**What the task asks**. Copy all the entries word for word, but omit the pictures.
╔══
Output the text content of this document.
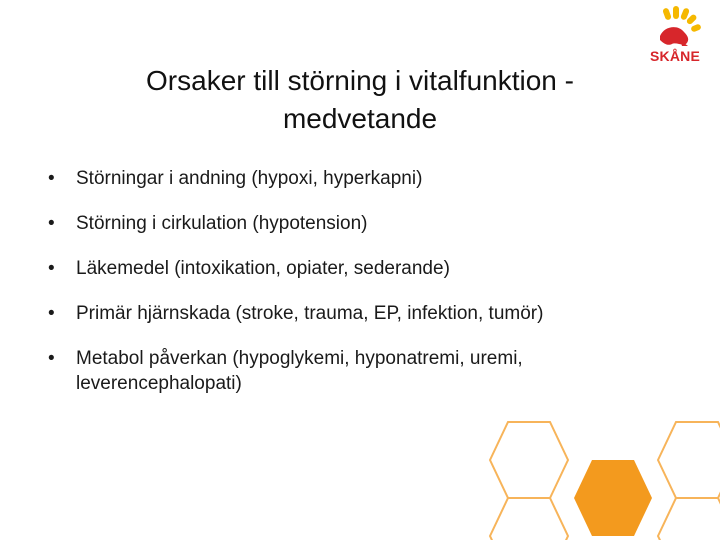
Orsaker till störning i vitalfunktion -
medvetande
• Störningar i andning (hypoxi, hyperkapni)
• Störning i cirkulation (hypotension)
• Läkemedel (intoxikation, opiater, sederande)
• Primär hjärnskada (stroke, trauma, EP, infektion, tumör)
• Metabol påverkan (hypoglykemi, hyponatremi, uremi, leverencephalopati)
SKÅNE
╚══
**Reply to the task**.
Output the text content of this document.
Orsaker till störning i vitalfunktion -
medvetande
• Störningar i andning (hypoxi, hyperkapni)
• Störning i cirkulation (hypotension)
• Läkemedel (intoxikation, opiater, sederande)
• Primär hjärnskada (stroke, trauma, EP, infektion, tumör)
• Metabol påverkan (hypoglykemi, hyponatremi, uremi, leverencephalopati)
SKÅNE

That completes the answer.